• **Document text**:
Treasury Market
December 3rd, 2008 5:12 pm | by John Jansen |Prices of Treasury coupon securities, on balance, registered very modest gains today in featureless trading. The yield on the 2 year note slipped one basis point to 0.88 percent. The yield on the 3 year note fell 3 basis points to 1.06 percent. The yield on the 5 year note fell 3 basis points to 1.60 percent. The yield on the 10 year note dropped one basis point to 2.67 percent and the yield on the Long Bond is unchanged at 3.14 percent.The 2year/10 year spread is unchanged at 179 basis points.
The 2year/5year/30 year spread is 85 basis points.
I do not have a good story today. I thought that Treasury yields would trend a little higher today after the recent prodigious gains. They still have a bid and buyers emerge on dips. Maybe this is one of those weeks when we observe the lowest yields immediately ahead of the employment data.











4 Responses to “Treasury Market”

Rows from a dataset:

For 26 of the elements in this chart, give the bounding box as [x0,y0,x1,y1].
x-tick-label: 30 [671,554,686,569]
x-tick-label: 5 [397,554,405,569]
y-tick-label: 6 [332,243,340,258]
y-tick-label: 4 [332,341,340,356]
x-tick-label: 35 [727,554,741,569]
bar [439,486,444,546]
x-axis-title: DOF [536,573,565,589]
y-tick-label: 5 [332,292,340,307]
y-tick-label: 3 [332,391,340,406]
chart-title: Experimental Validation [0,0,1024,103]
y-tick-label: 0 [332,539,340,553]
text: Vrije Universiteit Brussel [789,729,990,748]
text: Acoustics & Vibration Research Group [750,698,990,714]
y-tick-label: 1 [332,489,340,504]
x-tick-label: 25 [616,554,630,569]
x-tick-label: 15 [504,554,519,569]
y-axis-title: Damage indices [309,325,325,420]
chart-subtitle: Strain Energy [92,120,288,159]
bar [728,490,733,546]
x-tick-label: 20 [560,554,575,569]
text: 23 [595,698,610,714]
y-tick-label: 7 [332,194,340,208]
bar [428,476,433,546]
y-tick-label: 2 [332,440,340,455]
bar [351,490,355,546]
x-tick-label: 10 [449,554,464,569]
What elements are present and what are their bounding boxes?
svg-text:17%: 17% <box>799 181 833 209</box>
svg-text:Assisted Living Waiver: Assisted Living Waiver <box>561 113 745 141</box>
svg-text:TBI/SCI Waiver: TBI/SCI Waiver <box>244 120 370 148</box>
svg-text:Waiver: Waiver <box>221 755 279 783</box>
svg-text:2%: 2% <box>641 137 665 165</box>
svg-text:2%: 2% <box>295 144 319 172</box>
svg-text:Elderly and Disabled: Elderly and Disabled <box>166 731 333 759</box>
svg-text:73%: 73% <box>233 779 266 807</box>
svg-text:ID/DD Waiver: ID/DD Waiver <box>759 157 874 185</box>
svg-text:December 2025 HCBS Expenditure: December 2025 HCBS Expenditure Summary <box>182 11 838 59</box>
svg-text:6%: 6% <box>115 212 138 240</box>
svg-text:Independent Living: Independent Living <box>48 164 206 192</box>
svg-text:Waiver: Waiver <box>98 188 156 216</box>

• **Challenge 1**:
According to the Treasury market commentary, where did the yield on the 10 year note end the day?
• **Challenge 2**:
Continue the Treasury market commentary from the point where it stops.
The records come from a different source than the Treasury market commentary.

• **Final answer 1**:
It dropped one basis point to 2.67 percent.

• **Final answer 2**:
By kristi on Dec 3, 2008 | Reply
ndk,
Thanks for the Mankiw piece (earlier post); that was indeed very interesting. I understand what he is saying about how they demonstrate a pseudo-optionality. He would have to do a lot of work to test the theory that this is behind the weird valuation of TIPS in the current market environment, which he does not do in the blog entry.
The problem I see is that the liquidity premium will always be a caveat in this discussion because it is more difficult to quantify than other characteristics. It could be a major component in valuation, but people would still look to other elements for this reason.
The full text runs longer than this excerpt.